[START TASK MATERIAL]

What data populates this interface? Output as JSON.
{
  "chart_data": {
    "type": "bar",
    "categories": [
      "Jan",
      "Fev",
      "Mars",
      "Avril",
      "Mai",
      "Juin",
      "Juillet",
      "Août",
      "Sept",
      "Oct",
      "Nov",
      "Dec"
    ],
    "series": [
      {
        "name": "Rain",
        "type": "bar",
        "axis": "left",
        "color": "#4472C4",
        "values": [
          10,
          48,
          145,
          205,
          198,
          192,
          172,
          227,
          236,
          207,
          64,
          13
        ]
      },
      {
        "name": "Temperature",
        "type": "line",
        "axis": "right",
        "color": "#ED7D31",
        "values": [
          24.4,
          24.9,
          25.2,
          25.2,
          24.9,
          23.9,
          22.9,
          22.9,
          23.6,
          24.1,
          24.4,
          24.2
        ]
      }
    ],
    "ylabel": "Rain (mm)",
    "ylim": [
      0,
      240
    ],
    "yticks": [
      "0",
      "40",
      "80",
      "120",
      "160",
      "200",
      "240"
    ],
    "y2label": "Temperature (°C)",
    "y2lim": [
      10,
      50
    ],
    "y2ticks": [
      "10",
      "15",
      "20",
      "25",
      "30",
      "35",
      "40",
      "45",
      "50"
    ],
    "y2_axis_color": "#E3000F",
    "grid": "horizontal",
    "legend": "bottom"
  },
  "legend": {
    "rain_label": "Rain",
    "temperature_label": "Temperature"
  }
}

[END TASK MATERIAL]

◆ **WHAT YOU ARE ASKED TO DO**
Output the full listing without altering anything.

◆ **TASK RESPONSE**
What data populates this interface? Output as JSON.
{
  "chart_data": {
    "type": "bar",
    "categories": [
      "Jan",
      "Fev",
      "Mars",
      "Avril",
      "Mai",
      "Juin",
      "Juillet",
      "Août",
      "Sept",
      "Oct",
      "Nov",
      "Dec"
    ],
    "series": [
      {
        "name": "Rain",
        "type": "bar",
        "axis": "left",
        "color": "#4472C4",
        "values": [
          10,
          48,
          145,
          205,
          198,
          192,
          172,
          227,
          236,
          207,
          64,
          13
        ]
      },
      {
        "name": "Temperature",
        "type": "line",
        "axis": "right",
        "color": "#ED7D31",
        "values": [
          24.4,
          24.9,
          25.2,
          25.2,
          24.9,
          23.9,
          22.9,
          22.9,
          23.6,
          24.1,
          24.4,
          24.2
        ]
      }
    ],
    "ylabel": "Rain (mm)",
    "ylim": [
      0,
      240
    ],
    "yticks": [
      "0",
      "40",
      "80",
      "120",
      "160",
      "200",
      "240"
    ],
    "y2label": "Temperature (°C)",
    "y2lim": [
      10,
      50
    ],
    "y2ticks": [
      "10",
      "15",
      "20",
      "25",
      "30",
      "35",
      "40",
      "45",
      "50"
    ],
    "y2_axis_color": "#E3000F",
    "grid": "horizontal",
    "legend": "bottom"
  },
  "legend": {
    "rain_label": "Rain",
    "temperature_label": "Temperature"
  }
}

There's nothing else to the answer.